*SET TASK*: Please repeat all of the listing exactly.

*AVAILABLE DATA*:

────

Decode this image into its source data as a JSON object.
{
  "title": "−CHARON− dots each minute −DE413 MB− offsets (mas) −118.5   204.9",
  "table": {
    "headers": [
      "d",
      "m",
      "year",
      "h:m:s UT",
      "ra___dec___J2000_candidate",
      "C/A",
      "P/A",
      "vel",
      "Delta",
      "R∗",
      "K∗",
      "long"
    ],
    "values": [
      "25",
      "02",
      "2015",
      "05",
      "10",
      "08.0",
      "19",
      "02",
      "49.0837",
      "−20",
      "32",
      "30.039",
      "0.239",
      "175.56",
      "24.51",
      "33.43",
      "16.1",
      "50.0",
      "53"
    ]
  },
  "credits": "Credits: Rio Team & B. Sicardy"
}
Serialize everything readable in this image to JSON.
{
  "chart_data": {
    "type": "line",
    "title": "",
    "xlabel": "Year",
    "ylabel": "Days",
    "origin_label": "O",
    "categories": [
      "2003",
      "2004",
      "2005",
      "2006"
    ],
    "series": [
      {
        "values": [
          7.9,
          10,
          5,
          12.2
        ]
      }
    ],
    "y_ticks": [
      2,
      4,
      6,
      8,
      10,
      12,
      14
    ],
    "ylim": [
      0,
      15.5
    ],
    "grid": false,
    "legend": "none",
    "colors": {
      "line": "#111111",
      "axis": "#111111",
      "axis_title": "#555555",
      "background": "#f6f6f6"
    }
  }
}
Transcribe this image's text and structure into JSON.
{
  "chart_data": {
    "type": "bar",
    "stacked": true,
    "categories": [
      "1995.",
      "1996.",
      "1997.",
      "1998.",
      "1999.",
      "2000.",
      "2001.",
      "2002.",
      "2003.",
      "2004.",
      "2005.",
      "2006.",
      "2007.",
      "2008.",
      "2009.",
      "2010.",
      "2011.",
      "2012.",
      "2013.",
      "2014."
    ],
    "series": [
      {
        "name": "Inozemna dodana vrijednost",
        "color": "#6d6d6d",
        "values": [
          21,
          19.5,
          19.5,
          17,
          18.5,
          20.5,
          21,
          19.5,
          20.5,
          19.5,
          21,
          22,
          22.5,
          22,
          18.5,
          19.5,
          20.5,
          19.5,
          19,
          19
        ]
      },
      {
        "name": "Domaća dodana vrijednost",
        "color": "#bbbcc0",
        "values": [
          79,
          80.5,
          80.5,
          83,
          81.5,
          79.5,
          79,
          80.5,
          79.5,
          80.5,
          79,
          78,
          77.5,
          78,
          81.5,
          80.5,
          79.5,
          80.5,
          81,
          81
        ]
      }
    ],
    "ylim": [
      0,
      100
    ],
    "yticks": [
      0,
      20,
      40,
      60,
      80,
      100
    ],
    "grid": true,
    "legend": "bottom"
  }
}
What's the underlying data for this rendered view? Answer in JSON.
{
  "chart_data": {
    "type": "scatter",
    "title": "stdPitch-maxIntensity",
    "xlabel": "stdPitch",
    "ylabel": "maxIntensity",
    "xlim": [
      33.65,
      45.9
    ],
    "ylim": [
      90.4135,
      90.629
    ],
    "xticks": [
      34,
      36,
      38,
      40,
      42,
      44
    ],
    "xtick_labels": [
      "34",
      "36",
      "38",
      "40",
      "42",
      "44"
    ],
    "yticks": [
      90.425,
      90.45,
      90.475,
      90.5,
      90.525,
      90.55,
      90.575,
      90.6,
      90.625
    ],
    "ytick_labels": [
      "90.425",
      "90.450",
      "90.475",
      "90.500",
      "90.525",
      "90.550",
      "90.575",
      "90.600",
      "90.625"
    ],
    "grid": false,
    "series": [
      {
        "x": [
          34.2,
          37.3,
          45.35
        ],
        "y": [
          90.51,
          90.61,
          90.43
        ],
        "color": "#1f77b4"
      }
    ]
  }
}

────

*ANSWER FOR THE TASK*:
Decode this image into its source data as a JSON object.
{
  "title": "−CHARON− dots each minute −DE413 MB− offsets (mas) −118.5   204.9",
  "table": {
    "headers": [
      "d",
      "m",
      "year",
      "h:m:s UT",
      "ra___dec___J2000_candidate",
      "C/A",
      "P/A",
      "vel",
      "Delta",
      "R∗",
      "K∗",
      "long"
    ],
    "values": [
      "25",
      "02",
      "2015",
      "05",
      "10",
      "08.0",
      "19",
      "02",
      "49.0837",
      "−20",
      "32",
      "30.039",
      "0.239",
      "175.56",
      "24.51",
      "33.43",
      "16.1",
      "50.0",
      "53"
    ]
  },
  "credits": "Credits: Rio Team & B. Sicardy"
}
Serialize everything readable in this image to JSON.
{
  "chart_data": {
    "type": "line",
    "title": "",
    "xlabel": "Year",
    "ylabel": "Days",
    "origin_label": "O",
    "categories": [
      "2003",
      "2004",
      "2005",
      "2006"
    ],
    "series": [
      {
        "values": [
          7.9,
          10,
          5,
          12.2
        ]
      }
    ],
    "y_ticks": [
      2,
      4,
      6,
      8,
      10,
      12,
      14
    ],
    "ylim": [
      0,
      15.5
    ],
    "grid": false,
    "legend": "none",
    "colors": {
      "line": "#111111",
      "axis": "#111111",
      "axis_title": "#555555",
      "background": "#f6f6f6"
    }
  }
}
Transcribe this image's text and structure into JSON.
{
  "chart_data": {
    "type": "bar",
    "stacked": true,
    "categories": [
      "1995.",
      "1996.",
      "1997.",
      "1998.",
      "1999.",
      "2000.",
      "2001.",
      "2002.",
      "2003.",
      "2004.",
      "2005.",
      "2006.",
      "2007.",
      "2008.",
      "2009.",
      "2010.",
      "2011.",
      "2012.",
      "2013.",
      "2014."
    ],
    "series": [
      {
        "name": "Inozemna dodana vrijednost",
        "color": "#6d6d6d",
        "values": [
          21,
          19.5,
          19.5,
          17,
          18.5,
          20.5,
          21,
          19.5,
          20.5,
          19.5,
          21,
          22,
          22.5,
          22,
          18.5,
          19.5,
          20.5,
          19.5,
          19,
          19
        ]
      },
      {
        "name": "Domaća dodana vrijednost",
        "color": "#bbbcc0",
        "values": [
          79,
          80.5,
          80.5,
          83,
          81.5,
          79.5,
          79,
          80.5,
          79.5,
          80.5,
          79,
          78,
          77.5,
          78,
          81.5,
          80.5,
          79.5,
          80.5,
          81,
          81
        ]
      }
    ],
    "ylim": [
      0,
      100
    ],
    "yticks": [
      0,
      20,
      40,
      60,
      80,
      100
    ],
    "grid": true,
    "legend": "bottom"
  }
}
What's the underlying data for this rendered view? Answer in JSON.
{
  "chart_data": {
    "type": "scatter",
    "title": "stdPitch-maxIntensity",
    "xlabel": "stdPitch",
    "ylabel": "maxIntensity",
    "xlim": [
      33.65,
      45.9
    ],
    "ylim": [
      90.4135,
      90.629
    ],
    "xticks": [
      34,
      36,
      38,
      40,
      42,
      44
    ],
    "xtick_labels": [
      "34",
      "36",
      "38",
      "40",
      "42",
      "44"
    ],
    "yticks": [
      90.425,
      90.45,
      90.475,
      90.5,
      90.525,
      90.55,
      90.575,
      90.6,
      90.625
    ],
    "ytick_labels": [
      "90.425",
      "90.450",
      "90.475",
      "90.500",
      "90.525",
      "90.550",
      "90.575",
      "90.600",
      "90.625"
    ],
    "grid": false,
    "series": [
      {
        "x": [
          34.2,
          37.3,
          45.35
        ],
        "y": [
          90.51,
          90.61,
          90.43
        ],
        "color": "#1f77b4"
      }
    ]
  }
}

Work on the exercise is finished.